> **Try it**: Pick up where the forum discussion of autoimmune gestational diabetes stops and keep writing it.

> **Excerpt provided**:
---
I found that interesting as well. I initially though, heck autoimmunity can be triggered by environment, pregnancy is a huge change in environment, perhaps...

I looked at the paper (Diabetes Care July 2007 vol. 30 no. Supplement 2 S105-S111 ). It says

A small minority (≤10% in most studies) of women with GDM have circulating antibodies to pancreatic islets (anti-islet cell antibodies) or to β-cell antigens such as GAD (anti-GAD antibodies)

and then notes:

They appear to have evolving type 1 diabetes that comes to clinical attention through routine glucose screening during pregnancy. Whether pregnancy can actually initiate or accelerate islet-directed autoimmunity is unknown.


So, it appears to speculate that they only "noticed" that these women had autoimmune diabetes because they displayed gestational diabetes. Presumably, if you were already LADA, the stress of pregnancy could make it come on faster and you might get this effect.
Yes, the stress of pregnancy is "the straw that broke the camel's back" for many women who develop Type 1 diabetes during pregnancy (autoimmune gestational diabetes). In Europe, all of the literature on gestational diabetes mentions this, but here in North America the layperson literature doesn't mention that. However, the existence of autoimmune gestational diabetes is widely reported in North American scientific literature (for example, the July 2007 "Diabetes Care" article I mention above and also an April 2003 "Diabetes Care" article on GDM). In a German study that was summarized in "Diabetes Forecast (August 1998), 43% of women who developed gestational diabetes were antibody positive and went on to have full blown Type 1 diabetes. They did not have diabetes prior to pregnancy.
---
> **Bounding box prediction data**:
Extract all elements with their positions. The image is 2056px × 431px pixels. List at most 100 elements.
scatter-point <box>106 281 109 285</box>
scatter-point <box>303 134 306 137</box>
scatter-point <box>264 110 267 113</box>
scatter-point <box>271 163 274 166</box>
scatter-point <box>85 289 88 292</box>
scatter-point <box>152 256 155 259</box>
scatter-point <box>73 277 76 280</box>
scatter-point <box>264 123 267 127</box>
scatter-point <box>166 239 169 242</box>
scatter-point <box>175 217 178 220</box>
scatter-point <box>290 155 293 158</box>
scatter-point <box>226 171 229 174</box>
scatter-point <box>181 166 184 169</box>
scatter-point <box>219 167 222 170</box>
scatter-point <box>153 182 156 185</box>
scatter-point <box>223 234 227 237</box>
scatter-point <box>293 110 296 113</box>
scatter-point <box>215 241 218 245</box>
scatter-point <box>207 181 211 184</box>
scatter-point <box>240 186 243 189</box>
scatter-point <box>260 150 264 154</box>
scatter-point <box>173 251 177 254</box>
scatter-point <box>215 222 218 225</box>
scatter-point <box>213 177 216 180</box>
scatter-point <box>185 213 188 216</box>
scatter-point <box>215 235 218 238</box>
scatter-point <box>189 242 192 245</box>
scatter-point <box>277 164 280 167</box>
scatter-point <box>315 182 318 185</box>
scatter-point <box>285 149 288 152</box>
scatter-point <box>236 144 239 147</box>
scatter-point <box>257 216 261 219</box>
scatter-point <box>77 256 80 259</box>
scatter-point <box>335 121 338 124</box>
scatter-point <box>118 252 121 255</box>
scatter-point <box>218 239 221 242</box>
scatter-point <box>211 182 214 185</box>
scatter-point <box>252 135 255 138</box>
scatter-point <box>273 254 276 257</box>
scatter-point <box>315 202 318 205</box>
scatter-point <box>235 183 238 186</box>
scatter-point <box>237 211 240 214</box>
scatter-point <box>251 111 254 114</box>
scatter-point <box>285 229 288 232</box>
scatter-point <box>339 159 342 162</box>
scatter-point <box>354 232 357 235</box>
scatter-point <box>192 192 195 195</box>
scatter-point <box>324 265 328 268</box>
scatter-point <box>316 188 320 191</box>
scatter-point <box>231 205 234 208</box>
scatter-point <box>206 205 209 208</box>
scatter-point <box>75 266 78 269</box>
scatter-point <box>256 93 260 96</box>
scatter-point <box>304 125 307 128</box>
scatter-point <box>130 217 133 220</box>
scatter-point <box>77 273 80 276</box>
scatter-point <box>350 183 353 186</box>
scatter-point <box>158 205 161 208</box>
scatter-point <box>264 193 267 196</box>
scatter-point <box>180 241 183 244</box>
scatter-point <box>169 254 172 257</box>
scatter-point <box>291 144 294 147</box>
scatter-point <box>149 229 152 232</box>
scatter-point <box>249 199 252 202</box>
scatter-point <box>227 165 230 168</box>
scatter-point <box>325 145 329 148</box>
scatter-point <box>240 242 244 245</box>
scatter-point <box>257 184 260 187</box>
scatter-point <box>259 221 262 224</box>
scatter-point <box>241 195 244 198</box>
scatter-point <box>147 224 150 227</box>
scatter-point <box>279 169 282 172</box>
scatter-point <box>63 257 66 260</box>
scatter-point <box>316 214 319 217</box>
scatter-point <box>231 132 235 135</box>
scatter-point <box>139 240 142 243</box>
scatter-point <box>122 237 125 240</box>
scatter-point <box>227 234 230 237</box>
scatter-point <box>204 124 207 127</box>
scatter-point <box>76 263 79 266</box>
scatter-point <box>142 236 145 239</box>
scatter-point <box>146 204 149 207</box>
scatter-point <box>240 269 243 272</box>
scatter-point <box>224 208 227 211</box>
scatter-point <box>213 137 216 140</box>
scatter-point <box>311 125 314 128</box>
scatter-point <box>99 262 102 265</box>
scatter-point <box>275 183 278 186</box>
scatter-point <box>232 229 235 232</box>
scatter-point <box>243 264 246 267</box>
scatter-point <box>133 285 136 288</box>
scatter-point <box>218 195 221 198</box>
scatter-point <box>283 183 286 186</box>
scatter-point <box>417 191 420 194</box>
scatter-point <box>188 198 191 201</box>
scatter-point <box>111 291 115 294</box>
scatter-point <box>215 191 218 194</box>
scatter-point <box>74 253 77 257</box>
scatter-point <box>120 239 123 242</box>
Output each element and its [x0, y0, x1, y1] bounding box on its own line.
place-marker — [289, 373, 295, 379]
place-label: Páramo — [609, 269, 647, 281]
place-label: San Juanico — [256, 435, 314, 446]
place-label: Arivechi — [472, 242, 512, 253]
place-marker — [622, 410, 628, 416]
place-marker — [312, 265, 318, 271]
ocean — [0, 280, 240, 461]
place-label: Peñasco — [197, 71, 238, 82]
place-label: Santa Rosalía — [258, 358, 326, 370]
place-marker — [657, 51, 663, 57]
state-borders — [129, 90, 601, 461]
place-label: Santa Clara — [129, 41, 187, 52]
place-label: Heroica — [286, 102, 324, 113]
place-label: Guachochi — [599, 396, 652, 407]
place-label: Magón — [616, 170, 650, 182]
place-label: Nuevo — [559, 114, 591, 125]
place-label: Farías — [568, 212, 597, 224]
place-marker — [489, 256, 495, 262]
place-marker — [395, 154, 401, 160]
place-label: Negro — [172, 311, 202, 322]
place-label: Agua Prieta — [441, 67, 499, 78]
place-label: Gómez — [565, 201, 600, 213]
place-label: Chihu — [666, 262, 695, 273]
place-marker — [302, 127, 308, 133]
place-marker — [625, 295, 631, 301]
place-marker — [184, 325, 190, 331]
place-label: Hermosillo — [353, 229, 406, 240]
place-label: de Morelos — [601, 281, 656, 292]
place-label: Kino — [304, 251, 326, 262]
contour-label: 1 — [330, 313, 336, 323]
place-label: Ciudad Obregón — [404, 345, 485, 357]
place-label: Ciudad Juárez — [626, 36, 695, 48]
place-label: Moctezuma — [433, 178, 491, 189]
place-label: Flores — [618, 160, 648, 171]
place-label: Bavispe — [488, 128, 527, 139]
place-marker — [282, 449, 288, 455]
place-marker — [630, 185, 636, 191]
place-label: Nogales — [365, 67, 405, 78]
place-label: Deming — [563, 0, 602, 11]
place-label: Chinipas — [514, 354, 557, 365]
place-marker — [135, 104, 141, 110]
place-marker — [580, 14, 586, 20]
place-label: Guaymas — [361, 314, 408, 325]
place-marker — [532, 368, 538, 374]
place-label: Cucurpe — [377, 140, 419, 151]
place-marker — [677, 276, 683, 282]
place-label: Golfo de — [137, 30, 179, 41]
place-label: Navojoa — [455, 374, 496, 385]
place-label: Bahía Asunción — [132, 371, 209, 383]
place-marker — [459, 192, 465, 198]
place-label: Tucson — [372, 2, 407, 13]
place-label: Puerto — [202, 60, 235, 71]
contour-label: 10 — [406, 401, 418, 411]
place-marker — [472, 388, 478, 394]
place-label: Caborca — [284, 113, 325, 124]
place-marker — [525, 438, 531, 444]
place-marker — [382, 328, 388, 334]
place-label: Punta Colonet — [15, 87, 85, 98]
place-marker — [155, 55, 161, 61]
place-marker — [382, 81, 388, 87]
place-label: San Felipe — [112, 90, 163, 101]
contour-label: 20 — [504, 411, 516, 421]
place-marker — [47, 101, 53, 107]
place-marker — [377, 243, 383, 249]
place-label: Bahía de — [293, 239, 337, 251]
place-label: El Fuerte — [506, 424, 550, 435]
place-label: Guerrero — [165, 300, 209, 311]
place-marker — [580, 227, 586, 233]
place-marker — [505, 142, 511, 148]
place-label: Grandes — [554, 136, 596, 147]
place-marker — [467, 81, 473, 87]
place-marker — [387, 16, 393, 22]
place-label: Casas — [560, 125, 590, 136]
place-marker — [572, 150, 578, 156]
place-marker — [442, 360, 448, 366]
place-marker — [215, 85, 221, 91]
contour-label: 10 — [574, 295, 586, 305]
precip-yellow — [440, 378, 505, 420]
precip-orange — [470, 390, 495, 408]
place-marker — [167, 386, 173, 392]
---
> **Expected answer**:
I'm a little confused. I though the rates of occurrence of GDM was markedly higher than type 1, which would make the 43% rate a bit strange. I thought about 4% of pregnant women are diagnosed with GDM, that is much higher than the type 1 rate (about 1 in 800 or .13%). Am I wrong? Or is there something else going on. I really doubt women with latent autoimmune are just predisposed to get pregnant.
We make more attractive mates!

Wow, so Melitta, you're saying that according to that study, of all the women with gestational diabetes almost half of them were autoimmune diabetics? I have a hard time believing that. I've met about 30 other moms with gestational diabetes (in person, not here) and they all were over 30, none needed insulin to control it and it went away in all cases. I actually met two women who had children quite far apart, like first one in early twenties and second in late thirties and they had gestational only in the latter pregnancy. I think this is a much more typical profile for gestational diabetes.